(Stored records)

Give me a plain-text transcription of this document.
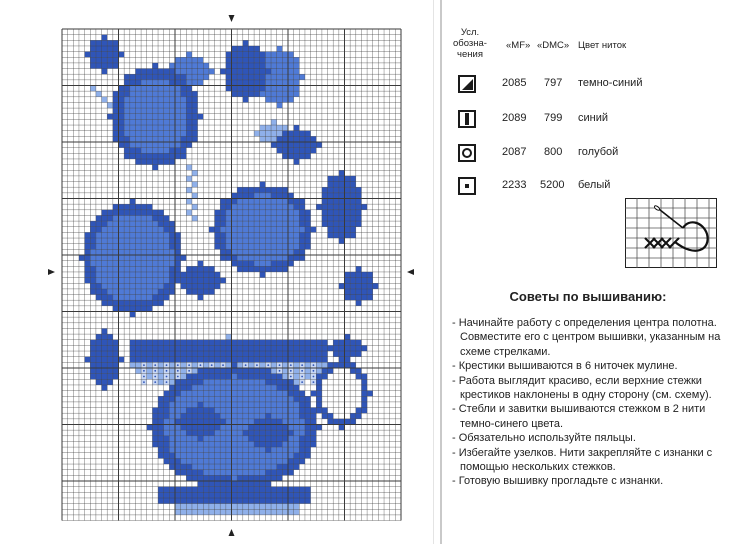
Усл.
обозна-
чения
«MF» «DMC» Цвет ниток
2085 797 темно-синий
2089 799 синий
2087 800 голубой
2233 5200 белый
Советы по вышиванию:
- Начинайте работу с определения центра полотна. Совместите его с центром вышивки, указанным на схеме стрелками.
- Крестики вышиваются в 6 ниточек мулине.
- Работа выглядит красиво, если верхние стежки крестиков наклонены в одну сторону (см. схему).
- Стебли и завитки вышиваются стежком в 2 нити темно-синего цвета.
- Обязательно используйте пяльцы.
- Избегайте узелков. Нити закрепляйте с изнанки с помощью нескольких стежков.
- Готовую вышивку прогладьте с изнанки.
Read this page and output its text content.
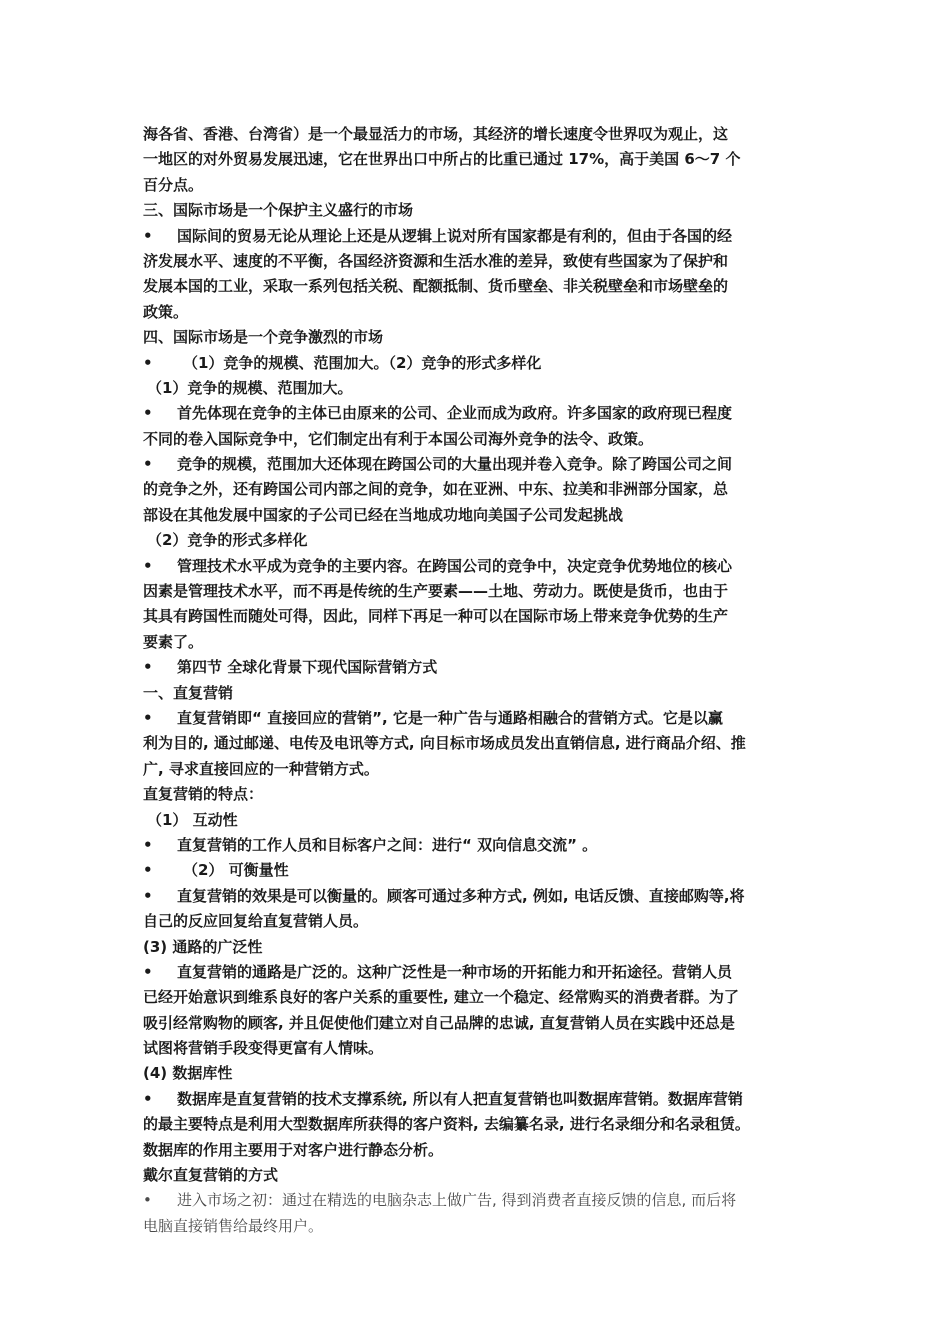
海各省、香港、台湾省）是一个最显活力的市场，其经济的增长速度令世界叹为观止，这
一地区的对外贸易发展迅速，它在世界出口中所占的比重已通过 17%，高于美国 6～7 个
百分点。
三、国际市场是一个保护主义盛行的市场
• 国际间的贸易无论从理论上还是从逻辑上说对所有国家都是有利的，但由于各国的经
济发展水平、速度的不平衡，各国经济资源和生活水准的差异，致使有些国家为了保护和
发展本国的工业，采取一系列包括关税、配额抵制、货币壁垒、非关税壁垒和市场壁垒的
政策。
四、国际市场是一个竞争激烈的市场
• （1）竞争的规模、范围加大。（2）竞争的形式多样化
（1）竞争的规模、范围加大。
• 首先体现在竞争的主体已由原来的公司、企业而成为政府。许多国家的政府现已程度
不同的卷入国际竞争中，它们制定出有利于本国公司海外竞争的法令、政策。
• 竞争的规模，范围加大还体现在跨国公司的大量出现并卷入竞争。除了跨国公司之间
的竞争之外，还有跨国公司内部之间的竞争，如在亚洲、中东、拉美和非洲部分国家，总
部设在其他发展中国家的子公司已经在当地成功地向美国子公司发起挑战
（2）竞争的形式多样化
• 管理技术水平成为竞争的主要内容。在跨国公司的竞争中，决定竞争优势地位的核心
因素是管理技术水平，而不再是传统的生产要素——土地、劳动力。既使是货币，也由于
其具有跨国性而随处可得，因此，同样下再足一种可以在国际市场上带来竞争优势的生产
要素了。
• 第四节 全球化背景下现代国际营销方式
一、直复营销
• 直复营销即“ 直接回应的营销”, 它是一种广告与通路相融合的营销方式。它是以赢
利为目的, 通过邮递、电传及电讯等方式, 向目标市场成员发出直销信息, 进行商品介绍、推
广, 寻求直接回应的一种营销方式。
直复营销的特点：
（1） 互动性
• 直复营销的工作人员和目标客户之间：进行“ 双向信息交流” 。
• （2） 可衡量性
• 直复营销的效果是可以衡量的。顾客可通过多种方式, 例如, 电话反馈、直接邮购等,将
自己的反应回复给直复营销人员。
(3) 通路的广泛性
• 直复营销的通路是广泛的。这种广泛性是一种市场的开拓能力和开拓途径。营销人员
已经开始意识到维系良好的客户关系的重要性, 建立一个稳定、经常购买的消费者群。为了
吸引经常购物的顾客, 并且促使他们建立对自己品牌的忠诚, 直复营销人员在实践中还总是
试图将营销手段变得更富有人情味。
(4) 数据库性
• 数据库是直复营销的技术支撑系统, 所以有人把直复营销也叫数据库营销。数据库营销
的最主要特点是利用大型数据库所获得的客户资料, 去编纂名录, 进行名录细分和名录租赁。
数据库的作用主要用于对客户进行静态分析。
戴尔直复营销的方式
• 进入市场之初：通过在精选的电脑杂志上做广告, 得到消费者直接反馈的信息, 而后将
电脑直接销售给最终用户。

* * *

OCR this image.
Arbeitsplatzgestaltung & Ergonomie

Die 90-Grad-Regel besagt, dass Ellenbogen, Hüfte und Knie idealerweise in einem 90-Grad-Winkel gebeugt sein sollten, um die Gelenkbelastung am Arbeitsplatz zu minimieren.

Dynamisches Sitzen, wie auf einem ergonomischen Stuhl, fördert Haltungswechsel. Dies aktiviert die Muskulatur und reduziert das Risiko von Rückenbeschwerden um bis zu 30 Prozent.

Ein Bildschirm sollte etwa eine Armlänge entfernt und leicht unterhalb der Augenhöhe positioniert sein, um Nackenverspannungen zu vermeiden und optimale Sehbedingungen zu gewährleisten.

■ **Goal**: Look above for every line with the word "темно" and copy it.

■ **Solution below**:
2085 797 темно-синий
- Стебли и завитки вышиваются стежком в 2 нити темно-синего цвета.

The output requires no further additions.